(Figure data in JSON)
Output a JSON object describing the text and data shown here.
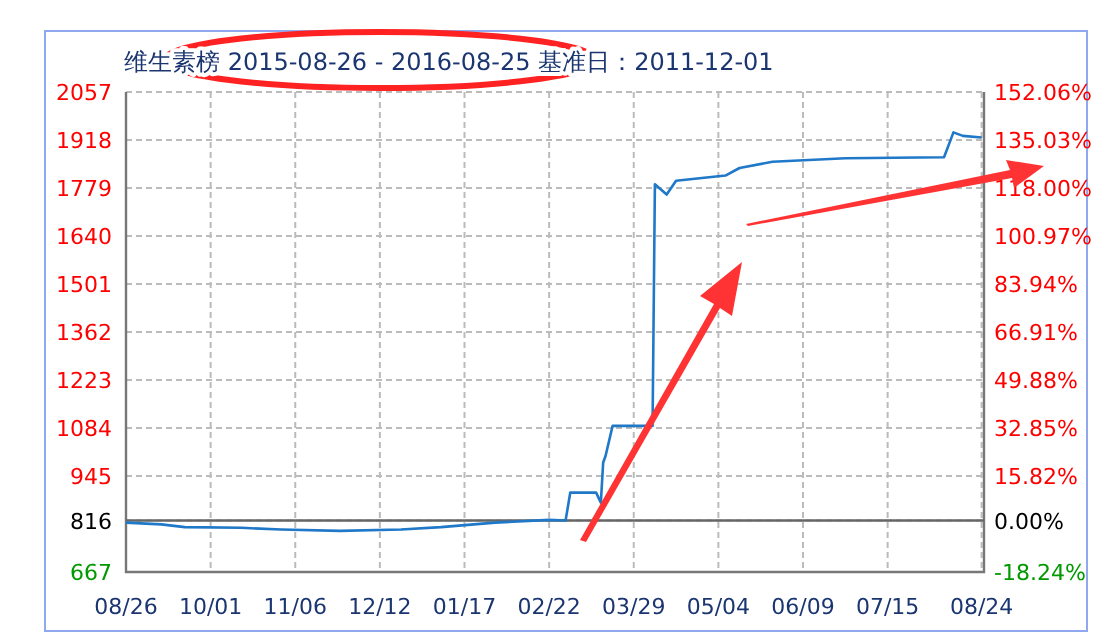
{
  "chart_data": {
    "type": "line",
    "title": "维生素榜 2015-08-26 - 2016-08-25  基准日：2011-12-01",
    "x": [
      "2015-08-26",
      "2015-09-10",
      "2015-09-20",
      "2015-10-14",
      "2015-10-31",
      "2015-11-25",
      "2015-12-21",
      "2016-01-07",
      "2016-01-30",
      "2016-02-22",
      "2016-02-29",
      "2016-03-02",
      "2016-03-13",
      "2016-03-15",
      "2016-03-16",
      "2016-03-17",
      "2016-03-20",
      "2016-03-31",
      "2016-04-06",
      "2016-04-07",
      "2016-04-12",
      "2016-04-16",
      "2016-05-07",
      "2016-05-13",
      "2016-05-27",
      "2016-06-27",
      "2016-08-08",
      "2016-08-12",
      "2016-08-16",
      "2016-08-24"
    ],
    "series": [
      {
        "color": "#1f78c8",
        "values": [
          810,
          805,
          797,
          795,
          790,
          786,
          790,
          797,
          810,
          818,
          816,
          897,
          897,
          868,
          984,
          1003,
          1090,
          1090,
          1090,
          1790,
          1760,
          1800,
          1815,
          1837,
          1855,
          1865,
          1868,
          1940,
          1930,
          1925
        ]
      }
    ],
    "xlim": [
      "2015-08-26",
      "2016-08-25"
    ],
    "xticks": [
      {
        "value": "2015-08-26",
        "label": "08/26"
      },
      {
        "value": "2015-10-01",
        "label": "10/01"
      },
      {
        "value": "2015-11-06",
        "label": "11/06"
      },
      {
        "value": "2015-12-12",
        "label": "12/12"
      },
      {
        "value": "2016-01-17",
        "label": "01/17"
      },
      {
        "value": "2016-02-22",
        "label": "02/22"
      },
      {
        "value": "2016-03-29",
        "label": "03/29"
      },
      {
        "value": "2016-05-04",
        "label": "05/04"
      },
      {
        "value": "2016-06-09",
        "label": "06/09"
      },
      {
        "value": "2016-07-15",
        "label": "07/15"
      },
      {
        "value": "2016-08-24",
        "label": "08/24"
      }
    ],
    "ylim": [
      667,
      2057
    ],
    "yticks": [
      667,
      816,
      945,
      1084,
      1223,
      1362,
      1501,
      1640,
      1779,
      1918,
      2057
    ],
    "y2lim": [
      -18.24,
      152.06
    ],
    "y2ticks": [
      {
        "value": -18.24,
        "label": "-18.24%"
      },
      {
        "value": 0,
        "label": "0.00%"
      },
      {
        "value": 15.82,
        "label": "15.82%"
      },
      {
        "value": 32.85,
        "label": "32.85%"
      },
      {
        "value": 49.88,
        "label": "49.88%"
      },
      {
        "value": 66.91,
        "label": "66.91%"
      },
      {
        "value": 83.94,
        "label": "83.94%"
      },
      {
        "value": 100.97,
        "label": "100.97%"
      },
      {
        "value": 118,
        "label": "118.00%"
      },
      {
        "value": 135.03,
        "label": "135.03%"
      },
      {
        "value": 152.06,
        "label": "152.06%"
      }
    ],
    "ref_lines": [
      {
        "axis": "y",
        "value": 816,
        "color": "#666666"
      }
    ],
    "grid": true,
    "line_style": "solid"
  }
}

Written instruction: Make an exact copy of all the material, but keep the pictures out of it.

Completed exercise:
Output a JSON object describing the text and data shown here.
{
  "chart_data": {
    "type": "line",
    "title": "维生素榜 2015-08-26 - 2016-08-25  基准日：2011-12-01",
    "x": [
      "2015-08-26",
      "2015-09-10",
      "2015-09-20",
      "2015-10-14",
      "2015-10-31",
      "2015-11-25",
      "2015-12-21",
      "2016-01-07",
      "2016-01-30",
      "2016-02-22",
      "2016-02-29",
      "2016-03-02",
      "2016-03-13",
      "2016-03-15",
      "2016-03-16",
      "2016-03-17",
      "2016-03-20",
      "2016-03-31",
      "2016-04-06",
      "2016-04-07",
      "2016-04-12",
      "2016-04-16",
      "2016-05-07",
      "2016-05-13",
      "2016-05-27",
      "2016-06-27",
      "2016-08-08",
      "2016-08-12",
      "2016-08-16",
      "2016-08-24"
    ],
    "series": [
      {
        "color": "#1f78c8",
        "values": [
          810,
          805,
          797,
          795,
          790,
          786,
          790,
          797,
          810,
          818,
          816,
          897,
          897,
          868,
          984,
          1003,
          1090,
          1090,
          1090,
          1790,
          1760,
          1800,
          1815,
          1837,
          1855,
          1865,
          1868,
          1940,
          1930,
          1925
        ]
      }
    ],
    "xlim": [
      "2015-08-26",
      "2016-08-25"
    ],
    "xticks": [
      {
        "value": "2015-08-26",
        "label": "08/26"
      },
      {
        "value": "2015-10-01",
        "label": "10/01"
      },
      {
        "value": "2015-11-06",
        "label": "11/06"
      },
      {
        "value": "2015-12-12",
        "label": "12/12"
      },
      {
        "value": "2016-01-17",
        "label": "01/17"
      },
      {
        "value": "2016-02-22",
        "label": "02/22"
      },
      {
        "value": "2016-03-29",
        "label": "03/29"
      },
      {
        "value": "2016-05-04",
        "label": "05/04"
      },
      {
        "value": "2016-06-09",
        "label": "06/09"
      },
      {
        "value": "2016-07-15",
        "label": "07/15"
      },
      {
        "value": "2016-08-24",
        "label": "08/24"
      }
    ],
    "ylim": [
      667,
      2057
    ],
    "yticks": [
      667,
      816,
      945,
      1084,
      1223,
      1362,
      1501,
      1640,
      1779,
      1918,
      2057
    ],
    "y2lim": [
      -18.24,
      152.06
    ],
    "y2ticks": [
      {
        "value": -18.24,
        "label": "-18.24%"
      },
      {
        "value": 0,
        "label": "0.00%"
      },
      {
        "value": 15.82,
        "label": "15.82%"
      },
      {
        "value": 32.85,
        "label": "32.85%"
      },
      {
        "value": 49.88,
        "label": "49.88%"
      },
      {
        "value": 66.91,
        "label": "66.91%"
      },
      {
        "value": 83.94,
        "label": "83.94%"
      },
      {
        "value": 100.97,
        "label": "100.97%"
      },
      {
        "value": 118,
        "label": "118.00%"
      },
      {
        "value": 135.03,
        "label": "135.03%"
      },
      {
        "value": 152.06,
        "label": "152.06%"
      }
    ],
    "ref_lines": [
      {
        "axis": "y",
        "value": 816,
        "color": "#666666"
      }
    ],
    "grid": true,
    "line_style": "solid"
  }
}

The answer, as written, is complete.